--- Set exercise ---
Lines containing "device" are to be counted. Report the count alone.
--- START ---
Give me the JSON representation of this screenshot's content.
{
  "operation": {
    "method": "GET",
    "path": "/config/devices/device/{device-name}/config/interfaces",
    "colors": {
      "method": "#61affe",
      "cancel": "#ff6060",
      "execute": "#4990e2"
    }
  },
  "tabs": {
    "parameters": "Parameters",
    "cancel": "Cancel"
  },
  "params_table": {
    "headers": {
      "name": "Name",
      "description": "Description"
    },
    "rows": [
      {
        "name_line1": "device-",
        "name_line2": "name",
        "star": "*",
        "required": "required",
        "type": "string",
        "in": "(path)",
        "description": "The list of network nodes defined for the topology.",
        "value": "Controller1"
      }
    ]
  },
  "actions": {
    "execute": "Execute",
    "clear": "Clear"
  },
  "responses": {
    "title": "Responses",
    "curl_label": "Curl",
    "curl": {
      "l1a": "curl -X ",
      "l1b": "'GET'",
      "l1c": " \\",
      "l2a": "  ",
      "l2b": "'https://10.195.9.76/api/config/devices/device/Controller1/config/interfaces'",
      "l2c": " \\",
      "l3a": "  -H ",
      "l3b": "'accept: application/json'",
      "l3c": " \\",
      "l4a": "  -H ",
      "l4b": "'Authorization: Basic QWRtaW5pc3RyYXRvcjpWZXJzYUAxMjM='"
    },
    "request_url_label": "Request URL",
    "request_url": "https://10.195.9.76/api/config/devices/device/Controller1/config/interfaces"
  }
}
--- END ---
--- Output below ---
4